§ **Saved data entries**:
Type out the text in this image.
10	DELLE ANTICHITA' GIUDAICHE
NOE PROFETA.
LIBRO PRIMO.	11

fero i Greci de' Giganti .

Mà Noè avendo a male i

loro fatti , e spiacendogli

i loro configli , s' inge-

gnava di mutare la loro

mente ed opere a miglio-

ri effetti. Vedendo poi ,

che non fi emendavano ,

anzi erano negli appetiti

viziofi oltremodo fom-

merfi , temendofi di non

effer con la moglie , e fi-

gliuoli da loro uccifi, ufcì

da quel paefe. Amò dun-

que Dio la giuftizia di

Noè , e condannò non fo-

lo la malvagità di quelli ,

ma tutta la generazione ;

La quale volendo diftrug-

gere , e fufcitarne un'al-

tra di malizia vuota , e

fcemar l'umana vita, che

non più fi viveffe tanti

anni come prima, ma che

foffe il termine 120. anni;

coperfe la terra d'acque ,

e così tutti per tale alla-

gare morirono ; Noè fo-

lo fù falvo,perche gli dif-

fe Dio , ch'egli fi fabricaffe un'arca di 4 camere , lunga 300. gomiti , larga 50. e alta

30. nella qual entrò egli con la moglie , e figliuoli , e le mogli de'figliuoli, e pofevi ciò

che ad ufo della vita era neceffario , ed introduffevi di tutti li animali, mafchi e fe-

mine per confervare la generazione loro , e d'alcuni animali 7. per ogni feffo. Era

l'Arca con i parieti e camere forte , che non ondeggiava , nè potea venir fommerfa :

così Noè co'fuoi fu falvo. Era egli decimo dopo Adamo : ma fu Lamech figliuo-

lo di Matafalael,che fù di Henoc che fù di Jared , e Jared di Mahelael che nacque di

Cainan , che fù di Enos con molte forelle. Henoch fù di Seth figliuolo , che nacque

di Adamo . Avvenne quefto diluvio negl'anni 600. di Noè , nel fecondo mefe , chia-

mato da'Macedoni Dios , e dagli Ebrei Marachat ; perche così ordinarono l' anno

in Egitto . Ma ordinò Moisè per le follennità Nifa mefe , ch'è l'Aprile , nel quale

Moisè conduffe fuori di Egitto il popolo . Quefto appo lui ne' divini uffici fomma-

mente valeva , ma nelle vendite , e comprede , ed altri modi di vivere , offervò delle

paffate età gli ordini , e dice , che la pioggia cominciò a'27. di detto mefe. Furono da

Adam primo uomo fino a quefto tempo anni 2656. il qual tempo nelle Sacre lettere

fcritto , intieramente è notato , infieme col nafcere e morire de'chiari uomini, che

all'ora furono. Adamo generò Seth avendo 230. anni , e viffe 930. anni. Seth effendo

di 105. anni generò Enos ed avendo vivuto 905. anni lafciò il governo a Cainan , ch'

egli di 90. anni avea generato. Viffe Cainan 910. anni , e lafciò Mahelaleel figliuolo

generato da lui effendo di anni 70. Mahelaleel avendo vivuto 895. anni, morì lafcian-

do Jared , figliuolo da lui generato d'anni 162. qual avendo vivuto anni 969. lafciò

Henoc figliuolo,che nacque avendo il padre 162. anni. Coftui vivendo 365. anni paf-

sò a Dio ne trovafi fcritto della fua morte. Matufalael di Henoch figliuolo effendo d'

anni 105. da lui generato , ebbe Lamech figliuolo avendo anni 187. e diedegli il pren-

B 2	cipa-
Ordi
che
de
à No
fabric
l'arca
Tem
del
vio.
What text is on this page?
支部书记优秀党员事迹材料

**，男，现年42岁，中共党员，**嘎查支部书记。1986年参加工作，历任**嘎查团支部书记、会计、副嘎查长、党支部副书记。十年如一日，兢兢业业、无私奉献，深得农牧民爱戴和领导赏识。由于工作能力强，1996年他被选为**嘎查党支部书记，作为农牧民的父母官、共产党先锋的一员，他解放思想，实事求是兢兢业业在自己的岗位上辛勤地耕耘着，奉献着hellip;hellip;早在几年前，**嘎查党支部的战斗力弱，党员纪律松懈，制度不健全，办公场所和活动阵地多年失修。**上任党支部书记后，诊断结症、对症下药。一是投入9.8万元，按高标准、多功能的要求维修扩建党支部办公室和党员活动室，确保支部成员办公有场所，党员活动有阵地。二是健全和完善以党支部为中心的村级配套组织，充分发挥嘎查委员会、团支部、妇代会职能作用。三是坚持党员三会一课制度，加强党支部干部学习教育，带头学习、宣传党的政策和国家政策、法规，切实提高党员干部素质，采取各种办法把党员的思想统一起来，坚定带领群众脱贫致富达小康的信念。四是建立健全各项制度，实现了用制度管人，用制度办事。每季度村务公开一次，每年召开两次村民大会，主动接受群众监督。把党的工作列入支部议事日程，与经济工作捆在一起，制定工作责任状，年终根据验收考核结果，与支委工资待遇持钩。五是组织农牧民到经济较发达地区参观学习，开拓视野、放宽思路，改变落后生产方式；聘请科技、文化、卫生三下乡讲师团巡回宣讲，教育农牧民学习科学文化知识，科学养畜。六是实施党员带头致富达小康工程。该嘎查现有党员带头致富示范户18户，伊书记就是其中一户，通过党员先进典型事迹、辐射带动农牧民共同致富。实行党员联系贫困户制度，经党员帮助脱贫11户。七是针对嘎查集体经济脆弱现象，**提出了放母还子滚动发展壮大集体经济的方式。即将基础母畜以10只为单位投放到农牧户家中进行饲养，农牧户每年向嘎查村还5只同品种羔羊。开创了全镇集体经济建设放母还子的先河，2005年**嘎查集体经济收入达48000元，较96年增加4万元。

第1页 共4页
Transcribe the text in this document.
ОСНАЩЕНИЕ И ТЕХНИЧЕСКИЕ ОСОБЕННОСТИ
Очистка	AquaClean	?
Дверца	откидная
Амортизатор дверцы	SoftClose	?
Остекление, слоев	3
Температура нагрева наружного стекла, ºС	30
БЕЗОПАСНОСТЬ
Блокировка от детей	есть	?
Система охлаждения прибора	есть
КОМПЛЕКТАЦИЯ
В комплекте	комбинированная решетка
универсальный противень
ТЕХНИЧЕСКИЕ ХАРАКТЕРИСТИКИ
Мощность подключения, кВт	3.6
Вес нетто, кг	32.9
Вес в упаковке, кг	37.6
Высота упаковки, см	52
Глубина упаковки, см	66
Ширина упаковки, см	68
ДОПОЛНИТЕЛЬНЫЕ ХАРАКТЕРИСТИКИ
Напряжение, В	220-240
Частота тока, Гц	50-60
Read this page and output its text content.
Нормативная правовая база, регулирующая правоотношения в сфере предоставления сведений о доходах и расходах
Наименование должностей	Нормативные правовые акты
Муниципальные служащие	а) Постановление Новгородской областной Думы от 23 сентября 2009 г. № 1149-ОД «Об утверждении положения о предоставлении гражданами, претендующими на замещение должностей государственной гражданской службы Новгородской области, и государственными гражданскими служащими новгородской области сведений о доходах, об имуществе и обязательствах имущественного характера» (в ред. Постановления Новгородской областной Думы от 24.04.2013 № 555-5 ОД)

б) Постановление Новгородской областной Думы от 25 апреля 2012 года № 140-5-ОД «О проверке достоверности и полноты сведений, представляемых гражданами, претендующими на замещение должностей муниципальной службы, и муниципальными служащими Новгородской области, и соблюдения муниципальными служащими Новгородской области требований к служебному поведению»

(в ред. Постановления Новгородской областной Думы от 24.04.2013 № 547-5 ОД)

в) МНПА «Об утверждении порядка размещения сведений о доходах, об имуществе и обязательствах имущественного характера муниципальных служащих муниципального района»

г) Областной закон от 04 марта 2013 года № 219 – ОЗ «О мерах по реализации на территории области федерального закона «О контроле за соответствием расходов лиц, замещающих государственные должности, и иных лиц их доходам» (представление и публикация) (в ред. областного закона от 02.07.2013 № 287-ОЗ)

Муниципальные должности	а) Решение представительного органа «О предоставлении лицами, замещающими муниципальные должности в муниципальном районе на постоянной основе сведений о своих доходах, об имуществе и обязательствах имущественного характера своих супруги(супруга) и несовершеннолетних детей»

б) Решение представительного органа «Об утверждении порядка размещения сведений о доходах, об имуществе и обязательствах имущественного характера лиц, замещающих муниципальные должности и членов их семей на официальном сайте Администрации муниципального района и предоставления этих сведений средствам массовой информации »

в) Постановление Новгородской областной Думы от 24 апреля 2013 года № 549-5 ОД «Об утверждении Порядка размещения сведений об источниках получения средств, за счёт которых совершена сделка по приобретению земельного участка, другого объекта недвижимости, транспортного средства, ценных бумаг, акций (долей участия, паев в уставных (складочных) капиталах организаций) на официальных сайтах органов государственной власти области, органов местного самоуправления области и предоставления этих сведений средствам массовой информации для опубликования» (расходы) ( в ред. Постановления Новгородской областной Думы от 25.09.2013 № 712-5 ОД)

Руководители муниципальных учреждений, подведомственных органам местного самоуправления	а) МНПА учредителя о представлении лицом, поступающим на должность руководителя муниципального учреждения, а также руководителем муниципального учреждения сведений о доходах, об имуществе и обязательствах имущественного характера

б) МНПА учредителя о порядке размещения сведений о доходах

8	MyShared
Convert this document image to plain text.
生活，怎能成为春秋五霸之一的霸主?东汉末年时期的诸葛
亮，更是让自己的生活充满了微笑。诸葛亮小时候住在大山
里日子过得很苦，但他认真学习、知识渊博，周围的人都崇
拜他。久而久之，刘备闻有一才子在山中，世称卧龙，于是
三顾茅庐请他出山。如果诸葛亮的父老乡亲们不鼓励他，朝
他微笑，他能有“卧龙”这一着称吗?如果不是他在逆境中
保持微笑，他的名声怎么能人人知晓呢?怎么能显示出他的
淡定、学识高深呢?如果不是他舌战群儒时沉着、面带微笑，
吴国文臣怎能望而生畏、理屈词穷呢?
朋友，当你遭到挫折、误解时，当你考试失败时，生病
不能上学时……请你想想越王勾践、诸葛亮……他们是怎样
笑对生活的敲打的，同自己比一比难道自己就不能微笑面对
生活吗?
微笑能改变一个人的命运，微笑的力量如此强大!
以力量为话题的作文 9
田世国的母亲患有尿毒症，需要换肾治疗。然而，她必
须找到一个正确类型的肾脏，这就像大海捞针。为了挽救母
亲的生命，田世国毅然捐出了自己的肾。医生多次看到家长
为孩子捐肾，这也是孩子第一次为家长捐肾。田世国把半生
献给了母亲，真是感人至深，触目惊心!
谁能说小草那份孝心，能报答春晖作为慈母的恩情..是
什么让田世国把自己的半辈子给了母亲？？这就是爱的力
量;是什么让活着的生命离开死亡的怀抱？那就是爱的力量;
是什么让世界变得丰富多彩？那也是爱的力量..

§ **WHAT IS EXPECTED**: Return the lines above, from the one containing "Convert this document image to plain text." to the end, exactly as they stand.

§ **FULL ANSWER**:
Convert this document image to plain text.
生活，怎能成为春秋五霸之一的霸主?东汉末年时期的诸葛
亮，更是让自己的生活充满了微笑。诸葛亮小时候住在大山
里日子过得很苦，但他认真学习、知识渊博，周围的人都崇
拜他。久而久之，刘备闻有一才子在山中，世称卧龙，于是
三顾茅庐请他出山。如果诸葛亮的父老乡亲们不鼓励他，朝
他微笑，他能有“卧龙”这一着称吗?如果不是他在逆境中
保持微笑，他的名声怎么能人人知晓呢?怎么能显示出他的
淡定、学识高深呢?如果不是他舌战群儒时沉着、面带微笑，
吴国文臣怎能望而生畏、理屈词穷呢?
朋友，当你遭到挫折、误解时，当你考试失败时，生病
不能上学时……请你想想越王勾践、诸葛亮……他们是怎样
笑对生活的敲打的，同自己比一比难道自己就不能微笑面对
生活吗?
微笑能改变一个人的命运，微笑的力量如此强大!
以力量为话题的作文 9
田世国的母亲患有尿毒症，需要换肾治疗。然而，她必
须找到一个正确类型的肾脏，这就像大海捞针。为了挽救母
亲的生命，田世国毅然捐出了自己的肾。医生多次看到家长
为孩子捐肾，这也是孩子第一次为家长捐肾。田世国把半生
献给了母亲，真是感人至深，触目惊心!
谁能说小草那份孝心，能报答春晖作为慈母的恩情..是
什么让田世国把自己的半辈子给了母亲？？这就是爱的力
量;是什么让活着的生命离开死亡的怀抱？那就是爱的力量;
是什么让世界变得丰富多彩？那也是爱的力量..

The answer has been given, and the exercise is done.